(SUPPLIED DATA):
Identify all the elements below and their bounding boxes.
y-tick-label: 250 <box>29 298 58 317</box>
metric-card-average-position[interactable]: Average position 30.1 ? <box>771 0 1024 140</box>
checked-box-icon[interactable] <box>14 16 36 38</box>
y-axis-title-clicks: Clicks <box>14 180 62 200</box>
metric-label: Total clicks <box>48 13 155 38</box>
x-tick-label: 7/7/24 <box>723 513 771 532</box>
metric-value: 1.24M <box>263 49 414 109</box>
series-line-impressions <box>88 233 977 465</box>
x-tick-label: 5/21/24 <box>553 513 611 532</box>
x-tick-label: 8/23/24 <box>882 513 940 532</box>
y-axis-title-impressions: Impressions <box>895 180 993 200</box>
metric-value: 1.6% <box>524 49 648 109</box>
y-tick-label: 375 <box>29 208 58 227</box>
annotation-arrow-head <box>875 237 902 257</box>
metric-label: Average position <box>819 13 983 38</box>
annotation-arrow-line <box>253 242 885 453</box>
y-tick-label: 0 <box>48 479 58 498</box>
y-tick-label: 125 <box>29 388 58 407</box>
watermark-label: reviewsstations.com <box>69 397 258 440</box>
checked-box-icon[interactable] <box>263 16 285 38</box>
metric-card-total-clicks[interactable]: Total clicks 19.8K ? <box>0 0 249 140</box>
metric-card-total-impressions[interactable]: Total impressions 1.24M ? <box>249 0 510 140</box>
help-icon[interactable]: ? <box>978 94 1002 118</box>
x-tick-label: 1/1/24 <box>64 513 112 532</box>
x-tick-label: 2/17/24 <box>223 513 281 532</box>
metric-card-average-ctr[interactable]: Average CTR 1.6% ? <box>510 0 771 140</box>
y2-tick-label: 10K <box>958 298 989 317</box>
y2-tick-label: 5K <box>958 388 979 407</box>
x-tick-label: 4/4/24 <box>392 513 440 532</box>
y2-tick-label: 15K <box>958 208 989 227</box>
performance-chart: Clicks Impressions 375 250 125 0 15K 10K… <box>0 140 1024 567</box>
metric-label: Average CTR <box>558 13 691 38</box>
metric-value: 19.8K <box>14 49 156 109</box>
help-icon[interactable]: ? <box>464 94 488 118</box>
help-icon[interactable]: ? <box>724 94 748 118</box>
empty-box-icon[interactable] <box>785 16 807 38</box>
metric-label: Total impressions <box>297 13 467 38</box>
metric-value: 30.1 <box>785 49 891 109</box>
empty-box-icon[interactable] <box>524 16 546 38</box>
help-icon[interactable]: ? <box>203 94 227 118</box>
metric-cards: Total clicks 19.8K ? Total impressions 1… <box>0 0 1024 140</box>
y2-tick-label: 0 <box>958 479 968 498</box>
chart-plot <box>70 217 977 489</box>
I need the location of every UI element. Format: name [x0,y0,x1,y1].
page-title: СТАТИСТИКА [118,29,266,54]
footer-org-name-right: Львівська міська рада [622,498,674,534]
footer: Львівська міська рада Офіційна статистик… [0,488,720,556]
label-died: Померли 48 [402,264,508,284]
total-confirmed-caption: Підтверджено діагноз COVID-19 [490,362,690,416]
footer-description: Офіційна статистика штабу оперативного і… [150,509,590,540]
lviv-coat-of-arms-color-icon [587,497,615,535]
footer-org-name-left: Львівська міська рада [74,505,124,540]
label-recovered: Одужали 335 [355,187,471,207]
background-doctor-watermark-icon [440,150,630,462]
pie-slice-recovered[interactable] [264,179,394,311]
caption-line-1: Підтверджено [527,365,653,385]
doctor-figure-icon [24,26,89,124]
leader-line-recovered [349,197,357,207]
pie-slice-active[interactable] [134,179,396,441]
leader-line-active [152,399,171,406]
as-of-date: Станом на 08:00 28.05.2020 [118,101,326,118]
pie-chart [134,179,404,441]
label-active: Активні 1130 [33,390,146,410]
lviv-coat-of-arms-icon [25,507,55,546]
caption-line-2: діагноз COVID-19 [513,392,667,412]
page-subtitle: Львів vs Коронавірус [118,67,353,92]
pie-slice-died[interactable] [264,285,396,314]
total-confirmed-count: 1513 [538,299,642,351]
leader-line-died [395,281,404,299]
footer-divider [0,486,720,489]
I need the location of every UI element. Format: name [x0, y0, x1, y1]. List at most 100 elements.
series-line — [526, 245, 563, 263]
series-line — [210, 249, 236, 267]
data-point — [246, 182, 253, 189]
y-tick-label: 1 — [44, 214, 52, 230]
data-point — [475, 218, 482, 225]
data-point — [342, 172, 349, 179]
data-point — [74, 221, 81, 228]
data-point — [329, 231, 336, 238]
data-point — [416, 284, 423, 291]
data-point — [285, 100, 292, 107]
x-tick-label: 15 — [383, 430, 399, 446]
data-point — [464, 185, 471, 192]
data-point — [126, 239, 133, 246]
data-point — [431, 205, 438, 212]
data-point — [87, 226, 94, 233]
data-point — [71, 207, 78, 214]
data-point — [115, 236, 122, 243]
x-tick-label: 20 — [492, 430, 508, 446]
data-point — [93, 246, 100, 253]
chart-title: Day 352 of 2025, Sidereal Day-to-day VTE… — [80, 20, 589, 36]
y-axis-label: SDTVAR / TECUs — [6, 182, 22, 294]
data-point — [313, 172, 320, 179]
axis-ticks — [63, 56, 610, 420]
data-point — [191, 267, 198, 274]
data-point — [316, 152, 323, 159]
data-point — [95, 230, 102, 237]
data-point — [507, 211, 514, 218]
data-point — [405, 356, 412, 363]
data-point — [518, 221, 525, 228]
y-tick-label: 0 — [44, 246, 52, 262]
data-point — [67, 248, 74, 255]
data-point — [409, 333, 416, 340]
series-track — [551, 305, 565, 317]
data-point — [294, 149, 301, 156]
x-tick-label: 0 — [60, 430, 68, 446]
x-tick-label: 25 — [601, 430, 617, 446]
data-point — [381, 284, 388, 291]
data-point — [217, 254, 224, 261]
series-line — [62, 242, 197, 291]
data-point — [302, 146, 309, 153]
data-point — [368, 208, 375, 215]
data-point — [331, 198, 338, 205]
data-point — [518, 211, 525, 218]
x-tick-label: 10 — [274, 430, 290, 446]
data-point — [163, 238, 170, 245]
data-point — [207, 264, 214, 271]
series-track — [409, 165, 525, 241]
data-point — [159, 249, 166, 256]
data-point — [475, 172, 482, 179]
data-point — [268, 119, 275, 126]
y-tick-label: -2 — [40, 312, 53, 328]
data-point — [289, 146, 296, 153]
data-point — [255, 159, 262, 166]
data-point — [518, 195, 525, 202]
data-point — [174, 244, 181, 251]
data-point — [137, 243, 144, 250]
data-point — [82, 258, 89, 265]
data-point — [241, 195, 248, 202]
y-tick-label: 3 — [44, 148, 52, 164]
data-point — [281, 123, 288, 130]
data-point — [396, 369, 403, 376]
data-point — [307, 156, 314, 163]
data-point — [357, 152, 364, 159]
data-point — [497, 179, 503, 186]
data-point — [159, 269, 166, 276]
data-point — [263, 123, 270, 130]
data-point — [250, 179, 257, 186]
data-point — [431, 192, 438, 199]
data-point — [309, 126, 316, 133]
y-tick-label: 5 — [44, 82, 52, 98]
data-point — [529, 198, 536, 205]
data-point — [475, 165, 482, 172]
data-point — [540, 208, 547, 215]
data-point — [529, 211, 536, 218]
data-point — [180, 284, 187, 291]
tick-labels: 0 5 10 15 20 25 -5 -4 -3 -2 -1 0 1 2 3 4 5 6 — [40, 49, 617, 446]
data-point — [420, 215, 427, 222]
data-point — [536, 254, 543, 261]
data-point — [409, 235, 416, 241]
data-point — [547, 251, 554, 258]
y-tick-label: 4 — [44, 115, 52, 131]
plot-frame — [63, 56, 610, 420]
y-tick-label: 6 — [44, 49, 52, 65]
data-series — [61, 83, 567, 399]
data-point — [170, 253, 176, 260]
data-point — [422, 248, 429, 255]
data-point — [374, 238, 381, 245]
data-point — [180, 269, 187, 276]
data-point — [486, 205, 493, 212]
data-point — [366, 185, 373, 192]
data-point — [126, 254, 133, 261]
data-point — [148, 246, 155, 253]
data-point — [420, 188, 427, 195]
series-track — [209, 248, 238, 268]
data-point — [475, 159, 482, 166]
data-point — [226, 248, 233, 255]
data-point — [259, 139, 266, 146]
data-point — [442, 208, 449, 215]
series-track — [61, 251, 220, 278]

(TASK BRIEF):
Copy the part of the listing above that starts with its first line and ends with the line containing "y-axis-title-clicks: Clicks <box>14", keeping every character the same.

(THE REPLY):
Identify all the elements below and their bounding boxes.
y-tick-label: 250 <box>29 298 58 317</box>
metric-card-average-position[interactable]: Average position 30.1 ? <box>771 0 1024 140</box>
checked-box-icon[interactable] <box>14 16 36 38</box>
y-axis-title-clicks: Clicks <box>14 180 62 200</box>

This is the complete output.